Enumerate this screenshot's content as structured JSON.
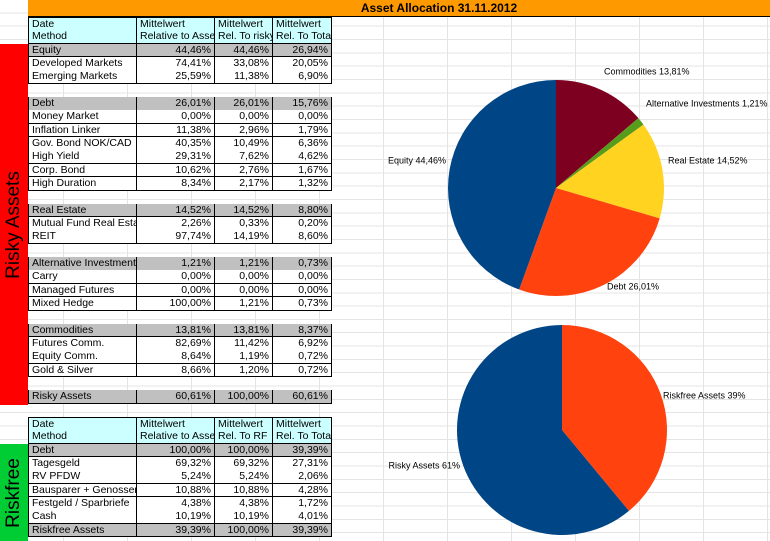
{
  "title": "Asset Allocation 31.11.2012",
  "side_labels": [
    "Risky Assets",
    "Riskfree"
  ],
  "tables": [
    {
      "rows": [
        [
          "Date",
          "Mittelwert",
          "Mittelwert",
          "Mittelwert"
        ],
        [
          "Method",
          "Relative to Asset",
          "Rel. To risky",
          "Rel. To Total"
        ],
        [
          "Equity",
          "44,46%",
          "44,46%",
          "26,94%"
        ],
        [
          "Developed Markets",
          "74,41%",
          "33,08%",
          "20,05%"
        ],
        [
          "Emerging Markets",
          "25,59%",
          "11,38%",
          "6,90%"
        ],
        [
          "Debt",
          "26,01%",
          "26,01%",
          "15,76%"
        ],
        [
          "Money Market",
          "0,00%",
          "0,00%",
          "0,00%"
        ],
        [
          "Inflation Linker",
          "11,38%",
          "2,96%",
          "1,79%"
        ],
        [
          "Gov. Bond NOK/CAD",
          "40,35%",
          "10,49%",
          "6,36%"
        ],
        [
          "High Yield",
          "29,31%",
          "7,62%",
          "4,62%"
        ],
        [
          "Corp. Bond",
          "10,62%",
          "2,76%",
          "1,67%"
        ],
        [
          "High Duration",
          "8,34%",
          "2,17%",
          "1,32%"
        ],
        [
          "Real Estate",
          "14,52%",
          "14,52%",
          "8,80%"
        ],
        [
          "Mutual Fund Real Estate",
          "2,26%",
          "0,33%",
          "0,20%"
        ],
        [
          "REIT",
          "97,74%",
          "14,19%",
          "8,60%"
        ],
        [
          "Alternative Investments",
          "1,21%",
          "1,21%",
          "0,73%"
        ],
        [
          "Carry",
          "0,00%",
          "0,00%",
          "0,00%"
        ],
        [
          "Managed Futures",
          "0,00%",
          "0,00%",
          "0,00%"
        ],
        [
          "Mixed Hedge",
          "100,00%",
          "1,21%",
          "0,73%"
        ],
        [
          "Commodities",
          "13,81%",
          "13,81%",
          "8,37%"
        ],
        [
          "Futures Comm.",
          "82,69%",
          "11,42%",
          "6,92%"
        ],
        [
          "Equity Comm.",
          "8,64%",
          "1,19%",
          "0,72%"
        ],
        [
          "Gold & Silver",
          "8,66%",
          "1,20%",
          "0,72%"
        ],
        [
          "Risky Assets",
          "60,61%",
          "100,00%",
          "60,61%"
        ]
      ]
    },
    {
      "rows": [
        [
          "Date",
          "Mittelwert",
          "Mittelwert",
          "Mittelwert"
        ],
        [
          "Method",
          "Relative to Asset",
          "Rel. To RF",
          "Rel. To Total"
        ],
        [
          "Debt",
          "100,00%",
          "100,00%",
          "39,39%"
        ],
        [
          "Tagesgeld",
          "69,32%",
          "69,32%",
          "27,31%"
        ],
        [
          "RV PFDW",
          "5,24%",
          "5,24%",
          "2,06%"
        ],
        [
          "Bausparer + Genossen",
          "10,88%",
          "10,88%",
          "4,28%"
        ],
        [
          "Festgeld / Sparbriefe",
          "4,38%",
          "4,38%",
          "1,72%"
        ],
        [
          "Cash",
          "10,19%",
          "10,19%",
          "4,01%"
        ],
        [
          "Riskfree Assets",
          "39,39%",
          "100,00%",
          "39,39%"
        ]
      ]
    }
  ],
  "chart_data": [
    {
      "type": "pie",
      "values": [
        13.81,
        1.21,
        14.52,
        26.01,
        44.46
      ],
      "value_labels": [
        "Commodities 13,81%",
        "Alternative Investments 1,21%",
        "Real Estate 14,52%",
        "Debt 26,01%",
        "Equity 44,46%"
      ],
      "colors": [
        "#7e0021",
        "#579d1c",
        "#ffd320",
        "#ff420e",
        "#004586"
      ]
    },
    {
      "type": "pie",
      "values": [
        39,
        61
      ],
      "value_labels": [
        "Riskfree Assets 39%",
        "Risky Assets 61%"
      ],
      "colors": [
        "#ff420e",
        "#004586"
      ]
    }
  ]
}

* * * * * * * * *

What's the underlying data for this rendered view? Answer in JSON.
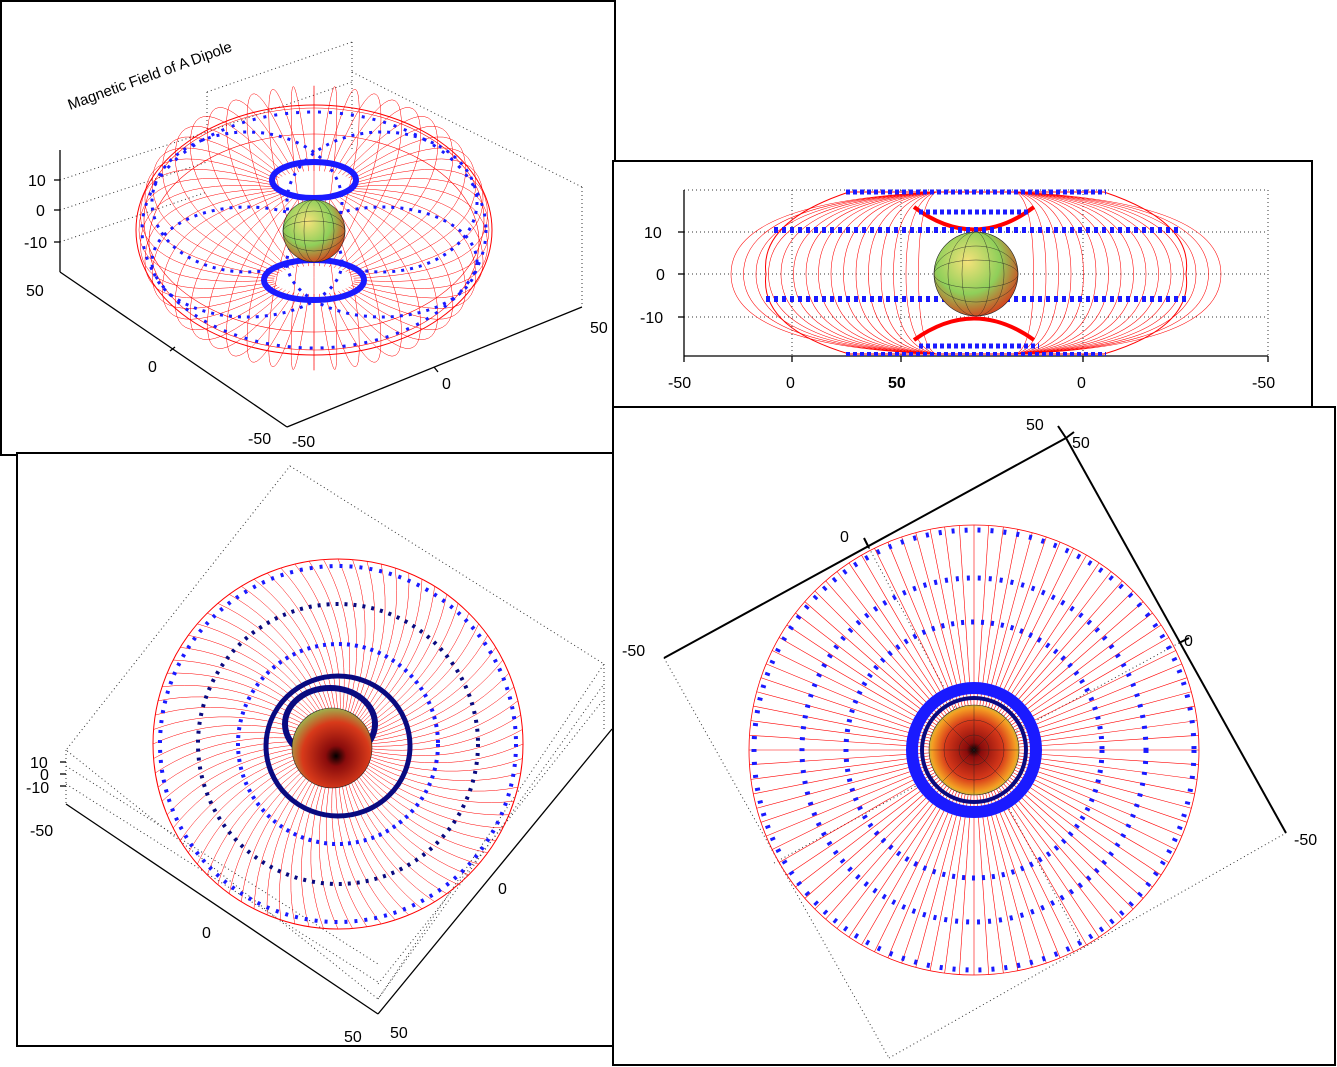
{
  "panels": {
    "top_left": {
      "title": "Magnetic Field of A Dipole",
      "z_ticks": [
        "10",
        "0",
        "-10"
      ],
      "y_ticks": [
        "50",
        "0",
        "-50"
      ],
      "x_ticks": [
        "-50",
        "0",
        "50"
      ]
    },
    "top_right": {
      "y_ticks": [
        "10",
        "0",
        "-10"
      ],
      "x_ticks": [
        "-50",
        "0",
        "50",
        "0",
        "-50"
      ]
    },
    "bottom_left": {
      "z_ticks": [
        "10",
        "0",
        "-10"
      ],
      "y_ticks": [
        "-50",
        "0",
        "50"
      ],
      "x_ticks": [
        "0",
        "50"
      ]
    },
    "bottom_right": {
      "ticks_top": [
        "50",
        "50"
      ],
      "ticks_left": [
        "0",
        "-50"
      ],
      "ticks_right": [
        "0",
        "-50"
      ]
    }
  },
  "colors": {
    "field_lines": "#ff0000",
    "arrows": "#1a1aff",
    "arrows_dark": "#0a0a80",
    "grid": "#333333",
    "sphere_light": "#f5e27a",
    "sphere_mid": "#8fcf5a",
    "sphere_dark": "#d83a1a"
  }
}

* * * * * * * * *

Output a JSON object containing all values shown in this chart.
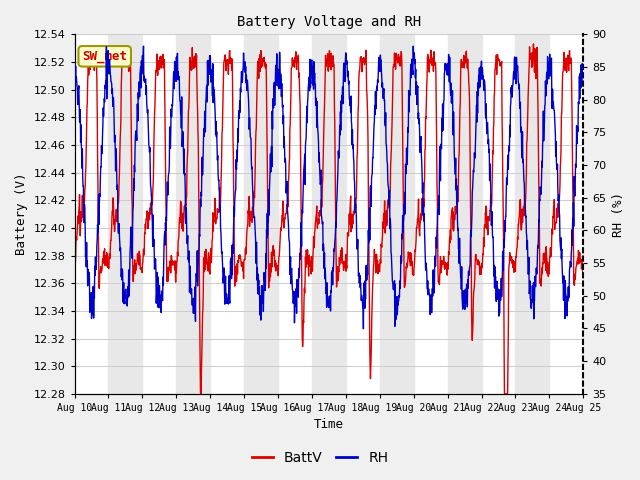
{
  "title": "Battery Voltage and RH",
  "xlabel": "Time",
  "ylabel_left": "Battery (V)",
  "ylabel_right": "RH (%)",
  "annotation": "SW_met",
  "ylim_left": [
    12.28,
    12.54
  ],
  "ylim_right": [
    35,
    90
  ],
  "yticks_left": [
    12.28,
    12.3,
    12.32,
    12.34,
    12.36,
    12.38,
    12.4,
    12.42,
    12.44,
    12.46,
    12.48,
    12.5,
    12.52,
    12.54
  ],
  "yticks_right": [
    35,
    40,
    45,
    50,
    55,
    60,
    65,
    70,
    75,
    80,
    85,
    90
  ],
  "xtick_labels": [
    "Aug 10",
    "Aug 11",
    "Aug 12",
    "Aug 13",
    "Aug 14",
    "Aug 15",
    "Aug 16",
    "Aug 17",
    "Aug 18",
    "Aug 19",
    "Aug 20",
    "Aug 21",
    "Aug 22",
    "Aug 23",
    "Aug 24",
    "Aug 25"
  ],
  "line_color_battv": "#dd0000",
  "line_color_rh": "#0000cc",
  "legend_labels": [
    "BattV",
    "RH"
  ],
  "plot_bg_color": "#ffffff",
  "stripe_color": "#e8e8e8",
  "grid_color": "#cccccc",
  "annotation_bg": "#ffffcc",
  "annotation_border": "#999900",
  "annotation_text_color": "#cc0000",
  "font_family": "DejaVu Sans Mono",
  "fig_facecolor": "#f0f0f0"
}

* * * * * * * * *

◆ Your objective ◆
Look through the entries above and list every line containing "this".

◆ Exercise output ◆
Enumerate this screenshot's content as structured JSON.
What's the underlying data for this rendered view? Answer in JSON.
Output a JSON object containing all values shown in this chart.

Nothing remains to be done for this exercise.